= TASK PROMPT =
Return every record below exactly as written, omitting any pictures.

— start TASK INPUT —

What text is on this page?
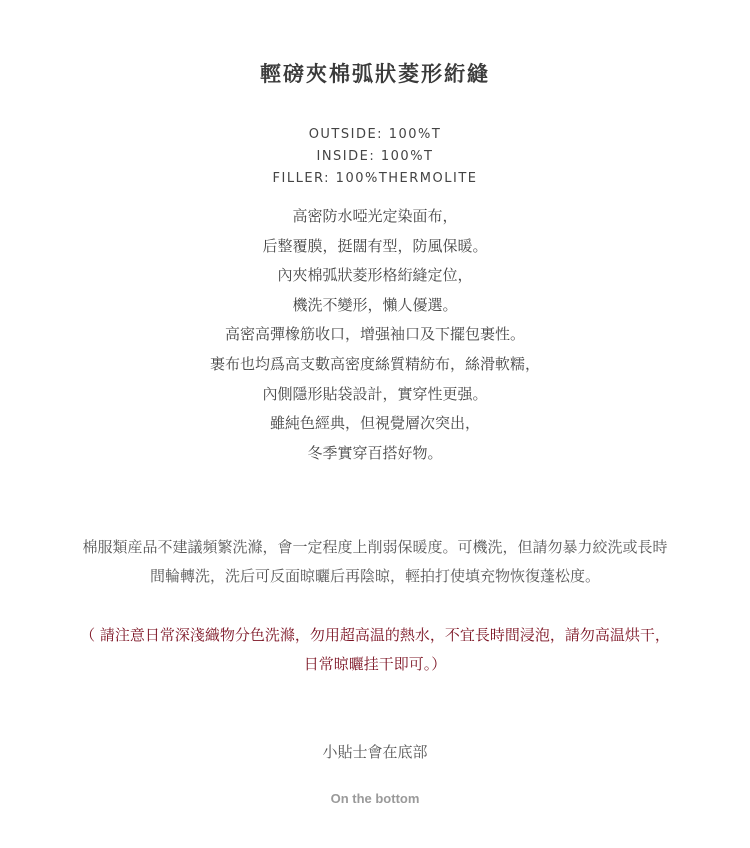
輕磅夾棉弧狀菱形絎縫
OUTSIDE: 100%T
INSIDE: 100%T
FILLER: 100%THERMOLITE
高密防水啞光定染面布，
后整覆膜，挺闊有型，防風保暖。
內夾棉弧狀菱形格絎縫定位，
機洗不變形，懶人優選。
高密高彈橡筋收口，增强袖口及下擺包裹性。
裹布也均爲高支數高密度絲質精紡布，絲滑軟糯，
內側隱形貼袋設計，實穿性更强。
雖純色經典，但視覺層次突出，
冬季實穿百搭好物。
棉服類産品不建議頻繁洗滌，會一定程度上削弱保暖度。可機洗，但請勿暴力絞洗或長時
間輪轉洗，洗后可反面晾曬后再陰晾，輕拍打使填充物恢復蓬松度。
（ 請注意日常深淺織物分色洗滌，勿用超高温的熱水，不宜長時間浸泡，請勿高温烘干，
日常晾曬挂干即可。）
小貼士會在底部
On the bottom
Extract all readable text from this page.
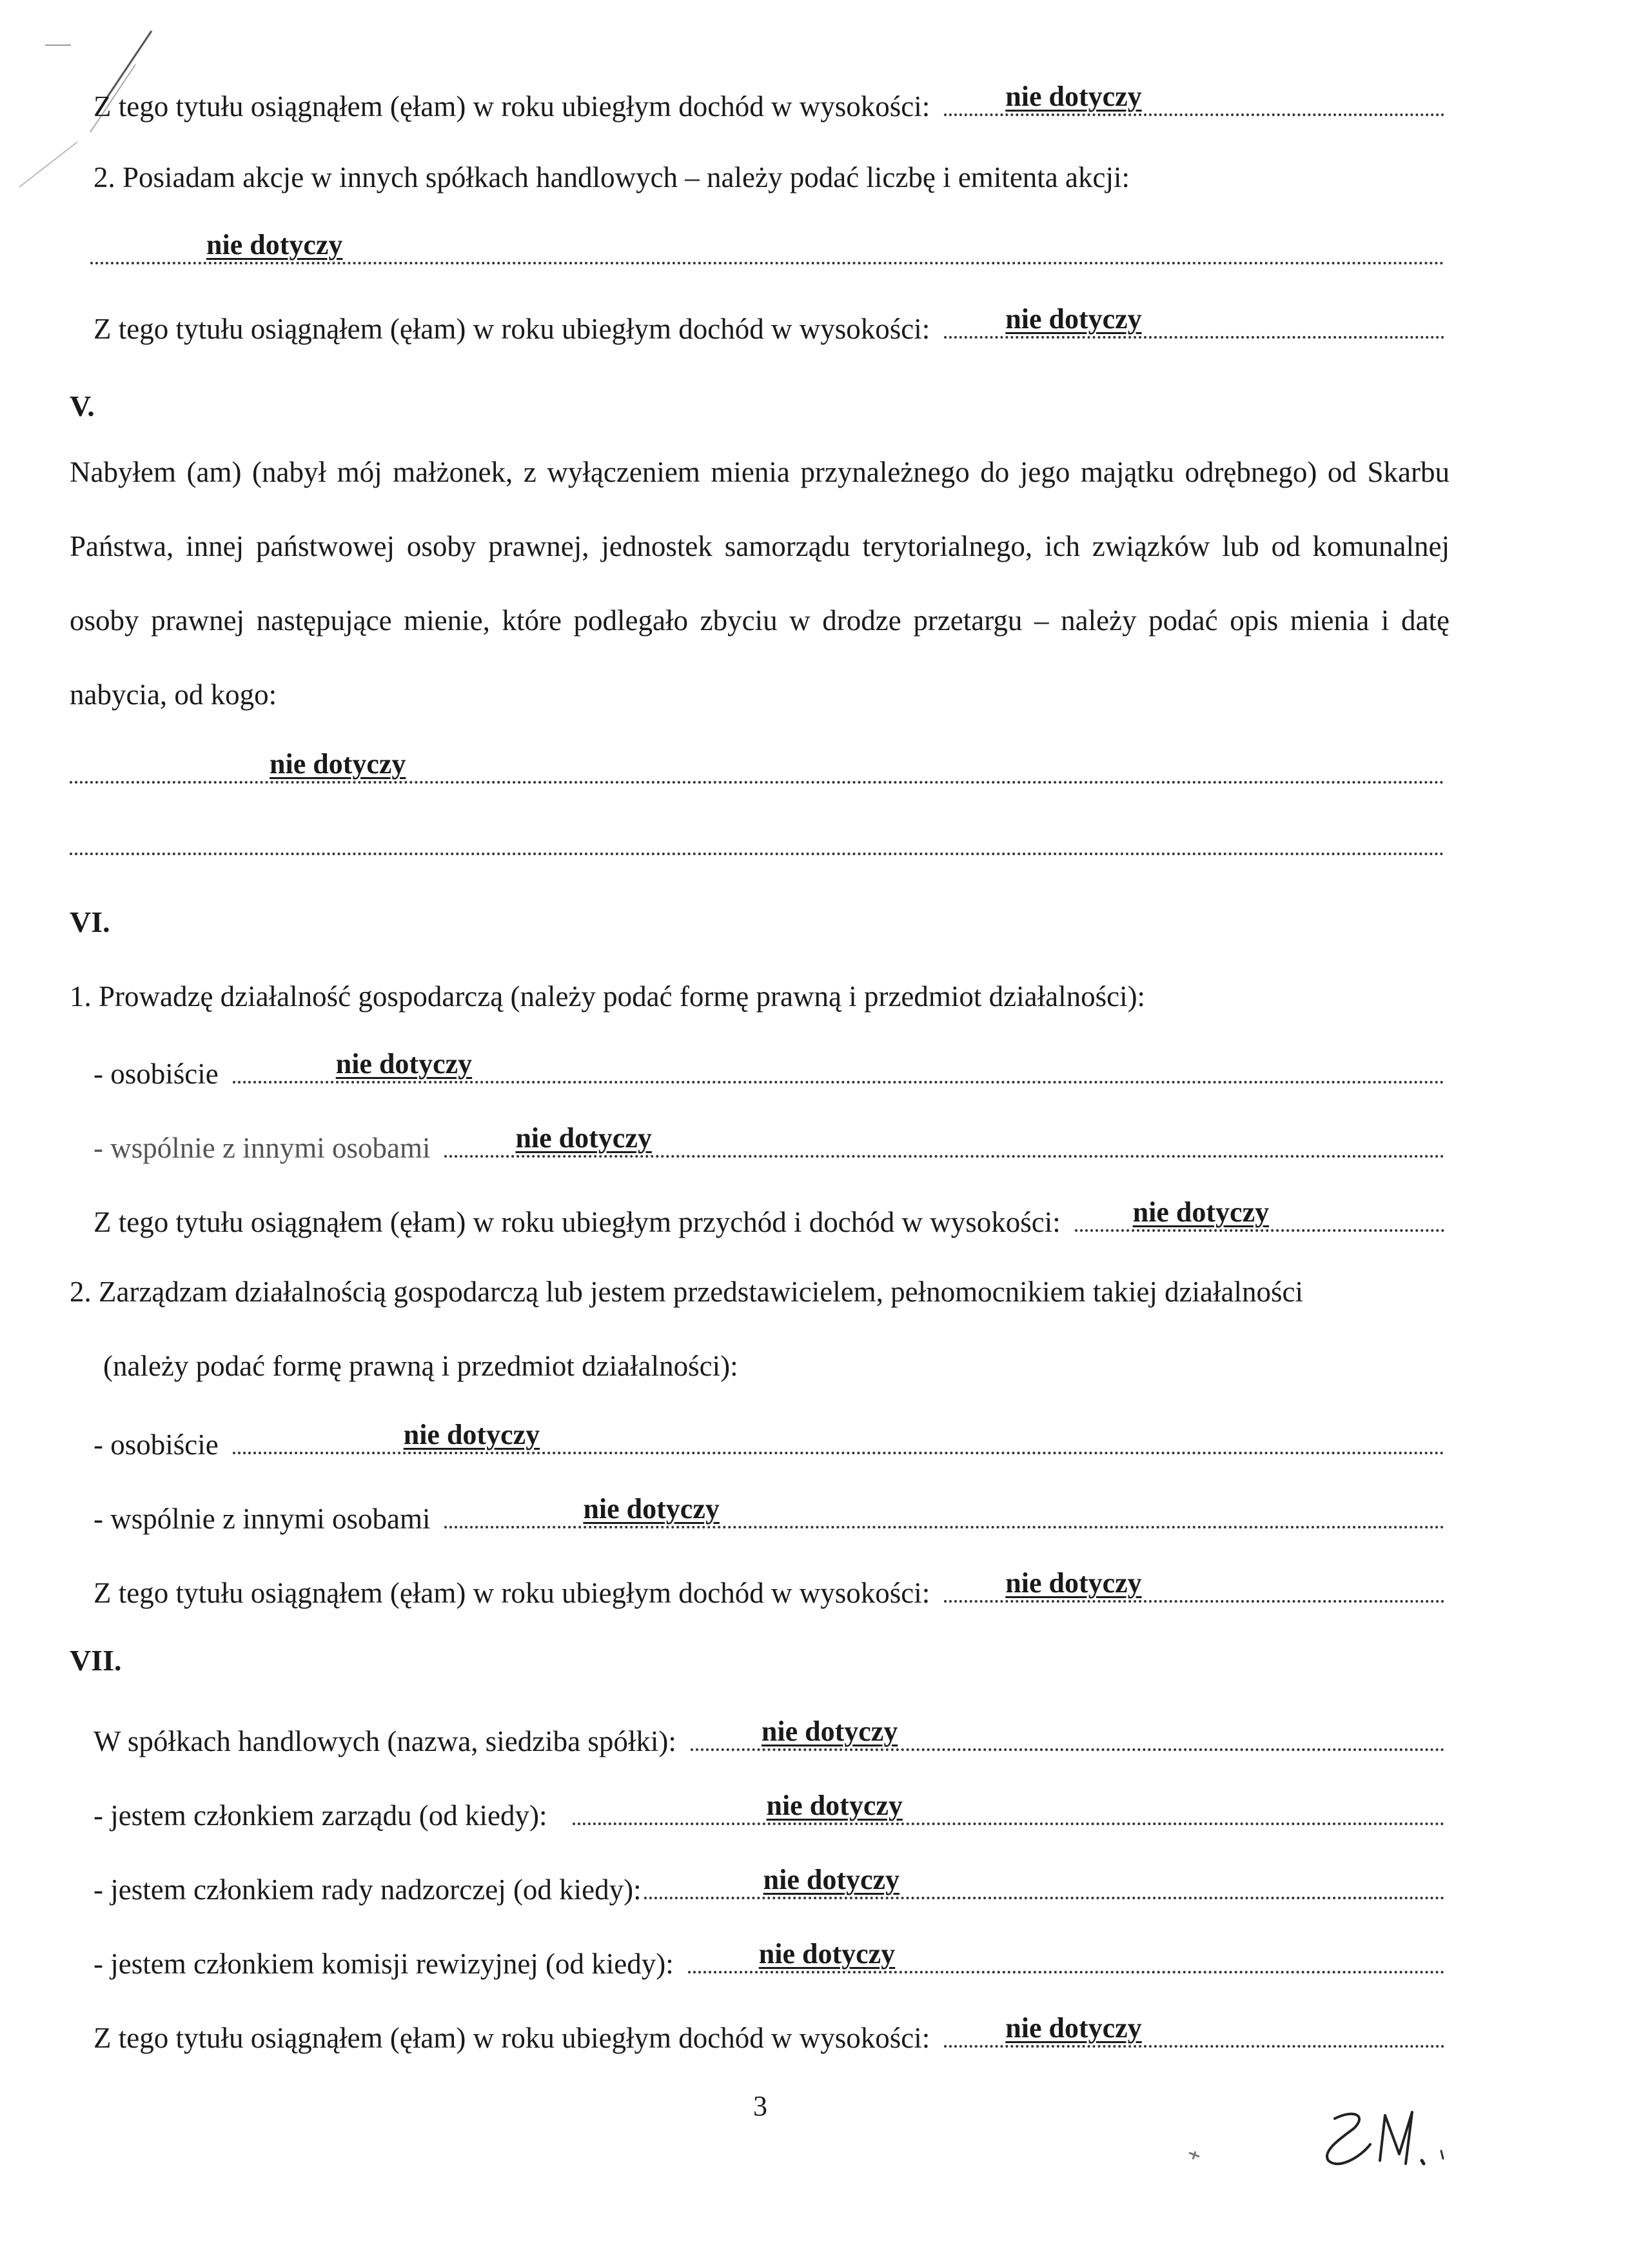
Z tego tytułu osiągnąłem (ęłam) w roku ubiegłym dochód w wysokości:	nie dotyczy
2. Posiadam akcje w innych spółkach handlowych – należy podać liczbę i emitenta akcji:
nie dotyczy
Z tego tytułu osiągnąłem (ęłam) w roku ubiegłym dochód w wysokości:	nie dotyczy
V.
Nabyłem (am) (nabył mój małżonek, z wyłączeniem mienia przynależnego do jego majątku odrębnego) od Skarbu Państwa, innej państwowej osoby prawnej, jednostek samorządu terytorialnego, ich związków lub od komunalnej osoby prawnej następujące mienie, które podlegało zbyciu w drodze przetargu – należy podać opis mienia i datę nabycia, od kogo:
nie dotyczy
VI.
1. Prowadzę działalność gospodarczą (należy podać formę prawną i przedmiot działalności):
- osobiście	nie dotyczy
- wspólnie z innymi osobami	nie dotyczy
Z tego tytułu osiągnąłem (ęłam) w roku ubiegłym przychód i dochód w wysokości:	nie dotyczy
2. Zarządzam działalnością gospodarczą lub jestem przedstawicielem, pełnomocnikiem takiej działalności
(należy podać formę prawną i przedmiot działalności):
- osobiście	nie dotyczy
- wspólnie z innymi osobami	nie dotyczy
Z tego tytułu osiągnąłem (ęłam) w roku ubiegłym dochód w wysokości:	nie dotyczy
VII.
W spółkach handlowych (nazwa, siedziba spółki):	nie dotyczy
- jestem członkiem zarządu (od kiedy):	nie dotyczy
- jestem członkiem rady nadzorczej (od kiedy):	nie dotyczy
- jestem członkiem komisji rewizyjnej (od kiedy):	nie dotyczy
Z tego tytułu osiągnąłem (ęłam) w roku ubiegłym dochód w wysokości:	nie dotyczy
3
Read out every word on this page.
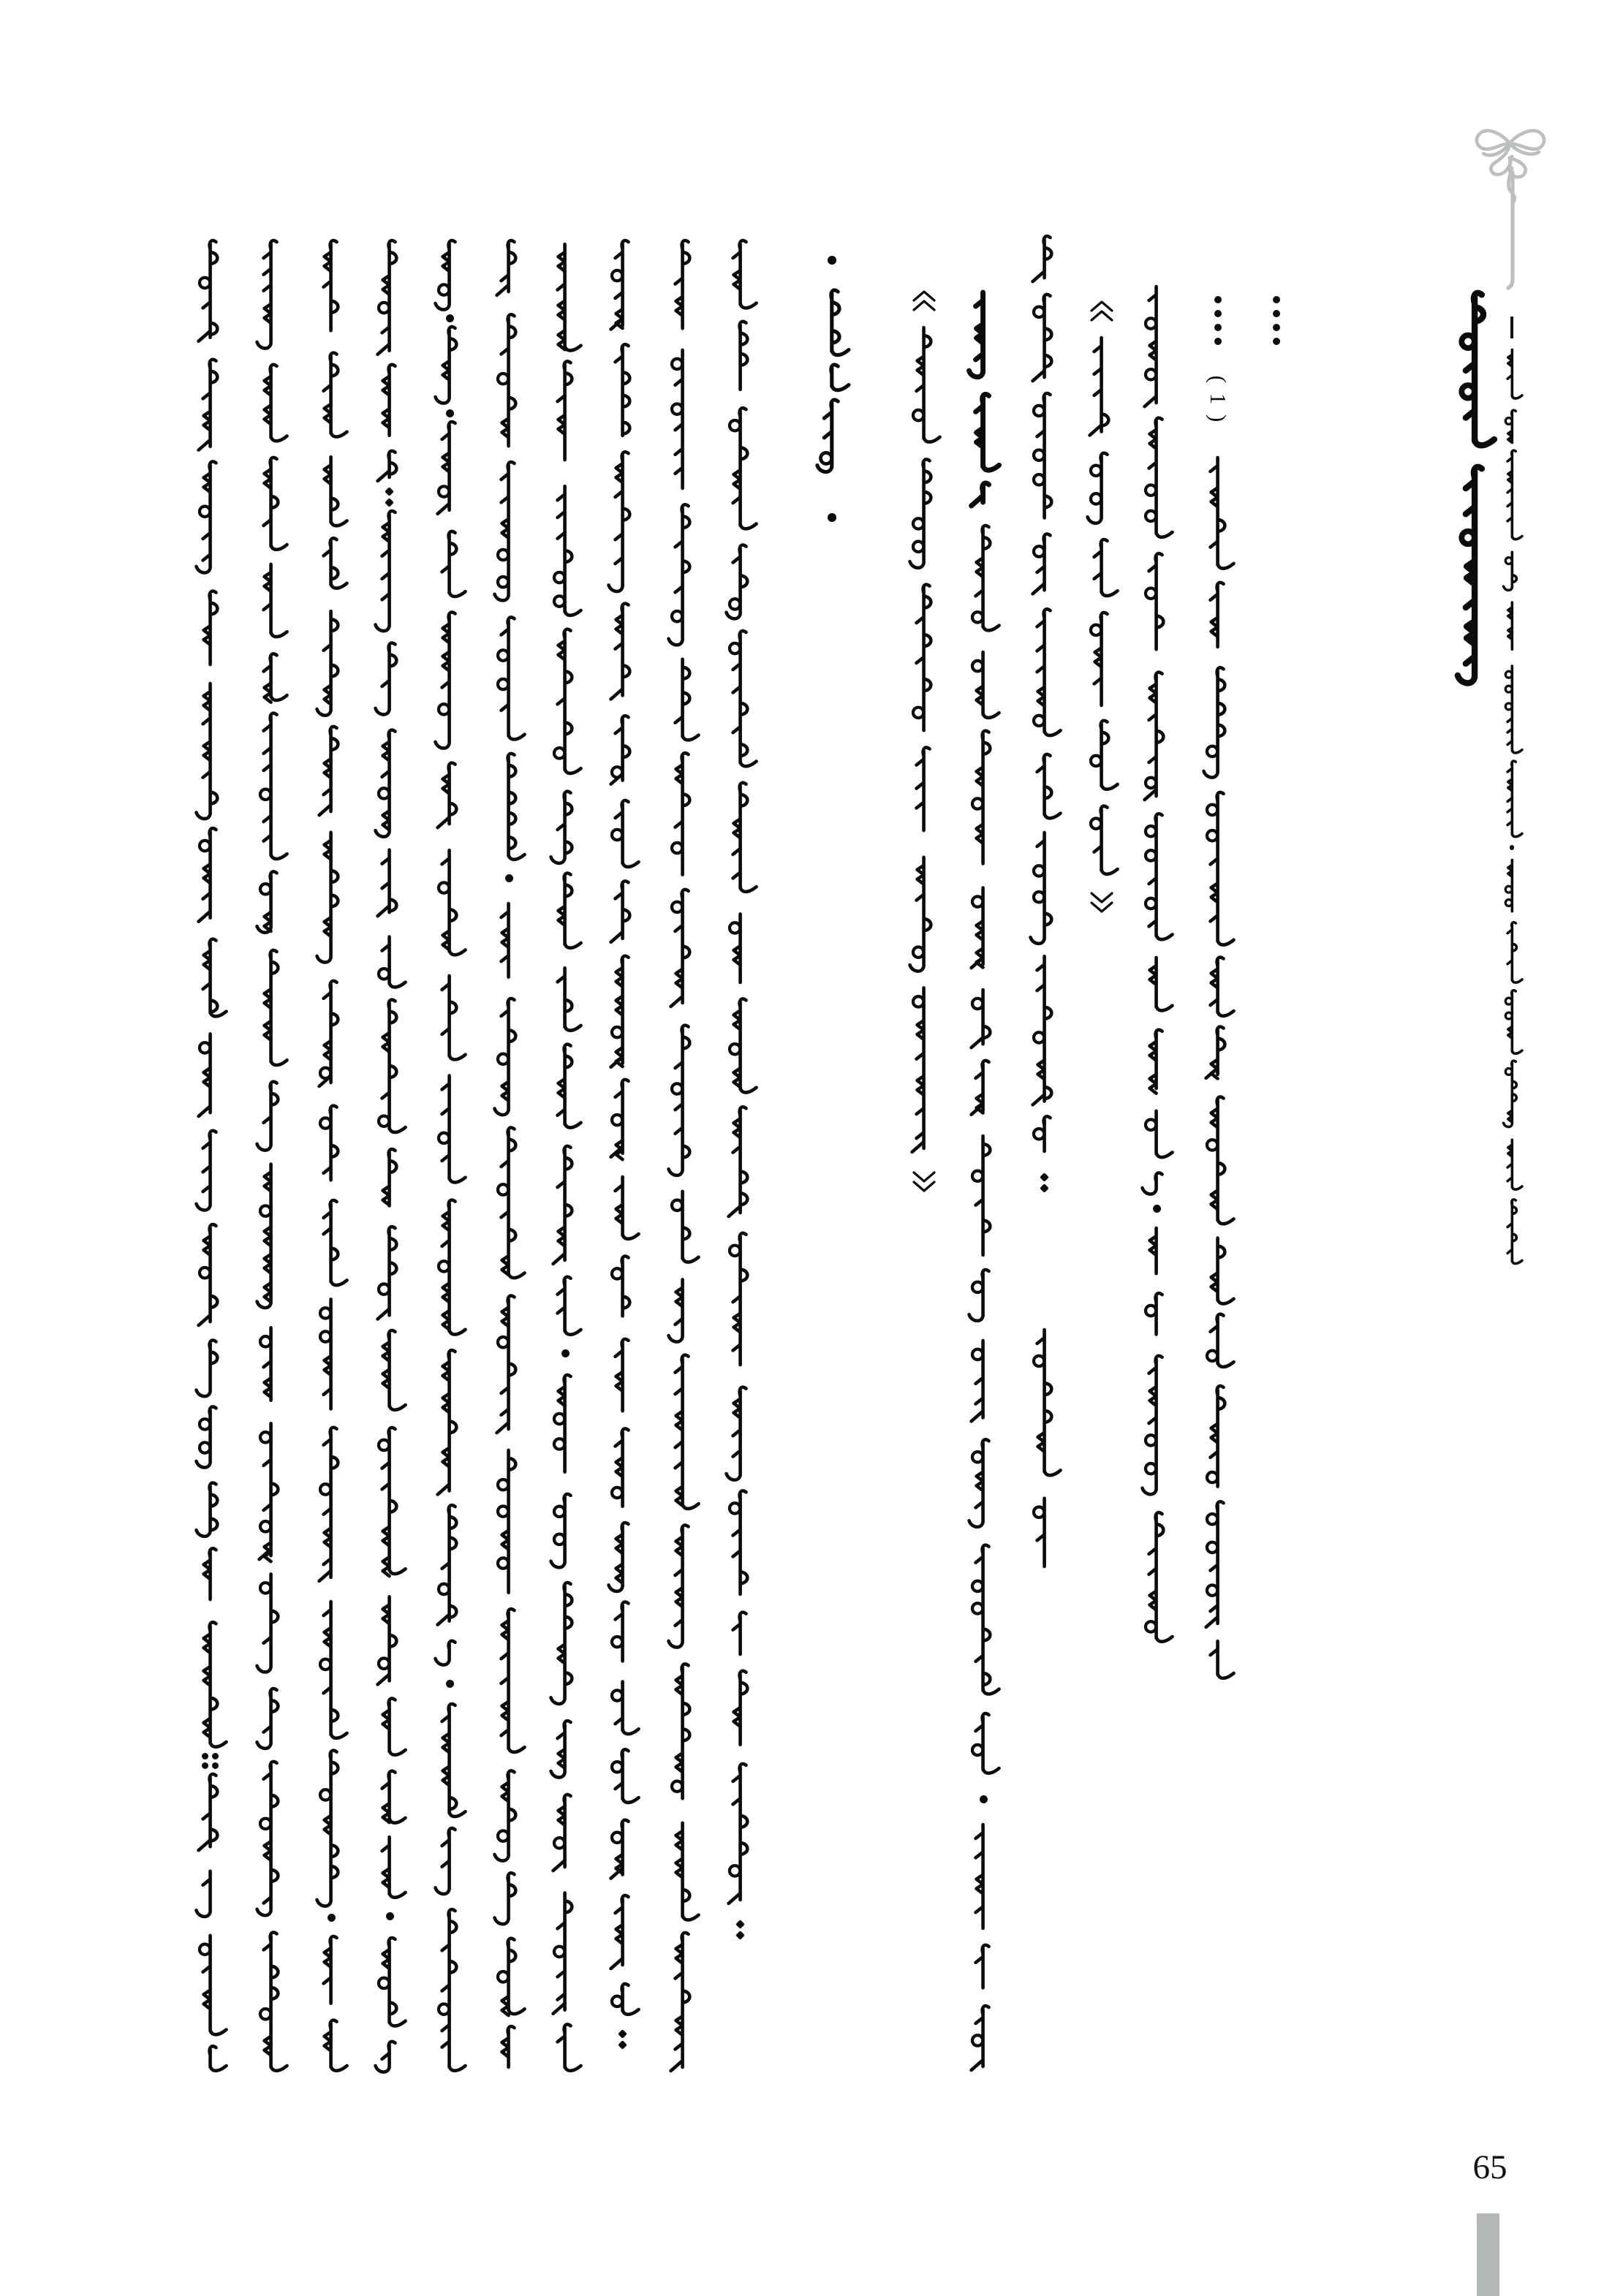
65
( 1 )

— end TASK INPUT —

= SOLUTION TO THIS EXERCISE =
What text is on this page?
輕磅夾棉弧狀菱形絎縫
OUTSIDE: 100%T
INSIDE: 100%T
FILLER: 100%THERMOLITE
高密防水啞光定染面布，
后整覆膜，挺闊有型，防風保暖。
內夾棉弧狀菱形格絎縫定位，
機洗不變形，懶人優選。
高密高彈橡筋收口，增强袖口及下擺包裹性。
裹布也均爲高支數高密度絲質精紡布，絲滑軟糯，
內側隱形貼袋設計，實穿性更强。
雖純色經典，但視覺層次突出，
冬季實穿百搭好物。
棉服類産品不建議頻繁洗滌，會一定程度上削弱保暖度。可機洗，但請勿暴力絞洗或長時
間輪轉洗，洗后可反面晾曬后再陰晾，輕拍打使填充物恢復蓬松度。
（ 請注意日常深淺織物分色洗滌，勿用超高温的熱水，不宜長時間浸泡，請勿高温烘干，
日常晾曬挂干即可。）
小貼士會在底部
On the bottom
Extract all readable text from this page.
Z tego tytułu osiągnąłem (ęłam) w roku ubiegłym dochód w wysokości:	nie dotyczy
2. Posiadam akcje w innych spółkach handlowych – należy podać liczbę i emitenta akcji:
nie dotyczy
Z tego tytułu osiągnąłem (ęłam) w roku ubiegłym dochód w wysokości:	nie dotyczy
V.
Nabyłem (am) (nabył mój małżonek, z wyłączeniem mienia przynależnego do jego majątku odrębnego) od Skarbu Państwa, innej państwowej osoby prawnej, jednostek samorządu terytorialnego, ich związków lub od komunalnej osoby prawnej następujące mienie, które podlegało zbyciu w drodze przetargu – należy podać opis mienia i datę nabycia, od kogo:
nie dotyczy
VI.
1. Prowadzę działalność gospodarczą (należy podać formę prawną i przedmiot działalności):
- osobiście	nie dotyczy
- wspólnie z innymi osobami	nie dotyczy
Z tego tytułu osiągnąłem (ęłam) w roku ubiegłym przychód i dochód w wysokości:	nie dotyczy
2. Zarządzam działalnością gospodarczą lub jestem przedstawicielem, pełnomocnikiem takiej działalności
(należy podać formę prawną i przedmiot działalności):
- osobiście	nie dotyczy
- wspólnie z innymi osobami	nie dotyczy
Z tego tytułu osiągnąłem (ęłam) w roku ubiegłym dochód w wysokości:	nie dotyczy
VII.
W spółkach handlowych (nazwa, siedziba spółki):	nie dotyczy
- jestem członkiem zarządu (od kiedy):	nie dotyczy
- jestem członkiem rady nadzorczej (od kiedy):	nie dotyczy
- jestem członkiem komisji rewizyjnej (od kiedy):	nie dotyczy
Z tego tytułu osiągnąłem (ęłam) w roku ubiegłym dochód w wysokości:	nie dotyczy
3
Read out every word on this page.
65
( 1 )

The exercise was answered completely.